__Work to be completed__
Filter the entries, keeping every line with the word "mihi".
=== Entries shown ===
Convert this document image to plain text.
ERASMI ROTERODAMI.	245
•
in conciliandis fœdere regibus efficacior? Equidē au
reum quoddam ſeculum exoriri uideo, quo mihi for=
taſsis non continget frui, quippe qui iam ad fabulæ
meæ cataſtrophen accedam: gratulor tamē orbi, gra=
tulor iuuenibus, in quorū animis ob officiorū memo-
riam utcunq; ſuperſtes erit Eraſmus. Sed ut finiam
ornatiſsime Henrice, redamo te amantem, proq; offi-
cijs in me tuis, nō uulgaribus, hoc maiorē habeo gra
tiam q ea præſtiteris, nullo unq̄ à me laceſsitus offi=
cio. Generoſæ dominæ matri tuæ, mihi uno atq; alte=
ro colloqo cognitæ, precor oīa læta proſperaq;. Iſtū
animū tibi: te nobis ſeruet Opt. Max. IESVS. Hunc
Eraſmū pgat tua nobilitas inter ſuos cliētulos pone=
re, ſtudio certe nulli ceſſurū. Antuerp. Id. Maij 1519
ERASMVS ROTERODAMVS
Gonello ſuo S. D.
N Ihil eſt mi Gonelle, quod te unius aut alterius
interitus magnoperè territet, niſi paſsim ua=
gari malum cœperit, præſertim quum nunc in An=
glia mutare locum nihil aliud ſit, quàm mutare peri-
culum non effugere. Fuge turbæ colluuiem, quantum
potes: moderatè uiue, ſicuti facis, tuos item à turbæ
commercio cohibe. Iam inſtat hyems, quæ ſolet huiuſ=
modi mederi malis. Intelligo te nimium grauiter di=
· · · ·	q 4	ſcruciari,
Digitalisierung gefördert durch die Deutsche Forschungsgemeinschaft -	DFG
===
__Task output__
reum quoddam ſeculum exoriri uideo, quo mihi for=
cio. Generoſæ dominæ matri tuæ, mihi uno atq; alte=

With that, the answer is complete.